Data listing

+--

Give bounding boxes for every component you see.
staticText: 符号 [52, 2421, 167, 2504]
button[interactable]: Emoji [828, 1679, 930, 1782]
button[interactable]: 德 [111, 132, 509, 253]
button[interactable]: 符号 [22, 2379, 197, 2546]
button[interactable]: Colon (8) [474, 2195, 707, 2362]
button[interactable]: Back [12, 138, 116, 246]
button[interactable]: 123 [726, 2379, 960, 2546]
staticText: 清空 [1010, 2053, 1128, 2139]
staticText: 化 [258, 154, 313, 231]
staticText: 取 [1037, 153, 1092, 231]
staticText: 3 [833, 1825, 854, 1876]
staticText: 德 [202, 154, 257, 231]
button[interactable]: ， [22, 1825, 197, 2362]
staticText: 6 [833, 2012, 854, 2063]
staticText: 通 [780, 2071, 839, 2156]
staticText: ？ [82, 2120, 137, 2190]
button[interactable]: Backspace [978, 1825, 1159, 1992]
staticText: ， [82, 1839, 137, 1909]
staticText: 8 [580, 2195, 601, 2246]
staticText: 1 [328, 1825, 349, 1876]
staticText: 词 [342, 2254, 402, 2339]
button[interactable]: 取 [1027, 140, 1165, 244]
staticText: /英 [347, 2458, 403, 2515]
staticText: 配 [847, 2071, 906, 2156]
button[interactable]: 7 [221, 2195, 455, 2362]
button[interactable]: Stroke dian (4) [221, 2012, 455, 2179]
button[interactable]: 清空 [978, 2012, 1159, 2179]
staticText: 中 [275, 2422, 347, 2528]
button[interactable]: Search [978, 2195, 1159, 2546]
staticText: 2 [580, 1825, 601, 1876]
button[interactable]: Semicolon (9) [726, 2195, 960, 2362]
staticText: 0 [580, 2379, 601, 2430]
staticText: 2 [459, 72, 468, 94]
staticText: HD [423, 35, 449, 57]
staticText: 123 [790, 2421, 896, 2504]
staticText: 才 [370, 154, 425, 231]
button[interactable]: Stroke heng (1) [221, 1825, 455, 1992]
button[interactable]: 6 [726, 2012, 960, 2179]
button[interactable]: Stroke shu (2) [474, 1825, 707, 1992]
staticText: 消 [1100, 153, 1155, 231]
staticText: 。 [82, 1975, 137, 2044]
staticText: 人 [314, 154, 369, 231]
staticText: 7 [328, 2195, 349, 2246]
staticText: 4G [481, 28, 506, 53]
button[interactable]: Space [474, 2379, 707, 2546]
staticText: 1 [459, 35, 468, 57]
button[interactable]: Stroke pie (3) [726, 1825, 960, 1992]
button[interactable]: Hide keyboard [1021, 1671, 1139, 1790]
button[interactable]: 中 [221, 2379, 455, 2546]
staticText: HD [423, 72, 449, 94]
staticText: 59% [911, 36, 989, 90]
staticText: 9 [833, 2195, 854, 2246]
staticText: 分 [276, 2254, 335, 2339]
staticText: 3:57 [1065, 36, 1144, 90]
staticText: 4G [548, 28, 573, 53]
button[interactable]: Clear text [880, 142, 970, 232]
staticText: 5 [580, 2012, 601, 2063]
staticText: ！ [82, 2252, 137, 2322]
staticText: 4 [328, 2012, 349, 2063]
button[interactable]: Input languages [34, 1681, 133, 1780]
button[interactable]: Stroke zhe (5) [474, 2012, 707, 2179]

+--

*GIVEN REQUEST*: Reproduce the data above with "Backspace" changed to "Delete" wherever it occurs, leaving every other line and value as it is.

*EXERCISE RESPONSE*:
Give bounding boxes for every component you see.
staticText: 符号 [52, 2421, 167, 2504]
button[interactable]: Emoji [828, 1679, 930, 1782]
button[interactable]: 德 [111, 132, 509, 253]
button[interactable]: 符号 [22, 2379, 197, 2546]
button[interactable]: Colon (8) [474, 2195, 707, 2362]
button[interactable]: Back [12, 138, 116, 246]
button[interactable]: 123 [726, 2379, 960, 2546]
staticText: 清空 [1010, 2053, 1128, 2139]
staticText: 化 [258, 154, 313, 231]
staticText: 取 [1037, 153, 1092, 231]
staticText: 3 [833, 1825, 854, 1876]
staticText: 德 [202, 154, 257, 231]
button[interactable]: ， [22, 1825, 197, 2362]
staticText: 6 [833, 2012, 854, 2063]
staticText: 通 [780, 2071, 839, 2156]
staticText: ？ [82, 2120, 137, 2190]
button[interactable]: Delete [978, 1825, 1159, 1992]
staticText: ， [82, 1839, 137, 1909]
staticText: 8 [580, 2195, 601, 2246]
staticText: 1 [328, 1825, 349, 1876]
staticText: 词 [342, 2254, 402, 2339]
button[interactable]: 取 [1027, 140, 1165, 244]
staticText: /英 [347, 2458, 403, 2515]
staticText: 配 [847, 2071, 906, 2156]
button[interactable]: 7 [221, 2195, 455, 2362]
button[interactable]: Stroke dian (4) [221, 2012, 455, 2179]
button[interactable]: 清空 [978, 2012, 1159, 2179]
staticText: 中 [275, 2422, 347, 2528]
button[interactable]: Search [978, 2195, 1159, 2546]
staticText: 2 [580, 1825, 601, 1876]
button[interactable]: Semicolon (9) [726, 2195, 960, 2362]
staticText: 0 [580, 2379, 601, 2430]
staticText: 2 [459, 72, 468, 94]
staticText: HD [423, 35, 449, 57]
staticText: 123 [790, 2421, 896, 2504]
staticText: 才 [370, 154, 425, 231]
button[interactable]: Stroke heng (1) [221, 1825, 455, 1992]
button[interactable]: 6 [726, 2012, 960, 2179]
button[interactable]: Stroke shu (2) [474, 1825, 707, 1992]
staticText: 消 [1100, 153, 1155, 231]
staticText: 。 [82, 1975, 137, 2044]
staticText: 人 [314, 154, 369, 231]
staticText: 7 [328, 2195, 349, 2246]
staticText: 4G [481, 28, 506, 53]
button[interactable]: Space [474, 2379, 707, 2546]
staticText: 1 [459, 35, 468, 57]
button[interactable]: Stroke pie (3) [726, 1825, 960, 1992]
button[interactable]: Hide keyboard [1021, 1671, 1139, 1790]
button[interactable]: 中 [221, 2379, 455, 2546]
staticText: HD [423, 72, 449, 94]
staticText: 59% [911, 36, 989, 90]
staticText: 9 [833, 2195, 854, 2246]
staticText: 分 [276, 2254, 335, 2339]
staticText: 3:57 [1065, 36, 1144, 90]
staticText: 4G [548, 28, 573, 53]
button[interactable]: Clear text [880, 142, 970, 232]
staticText: 5 [580, 2012, 601, 2063]
staticText: ！ [82, 2252, 137, 2322]
staticText: 4 [328, 2012, 349, 2063]
button[interactable]: Input languages [34, 1681, 133, 1780]
button[interactable]: Stroke zhe (5) [474, 2012, 707, 2179]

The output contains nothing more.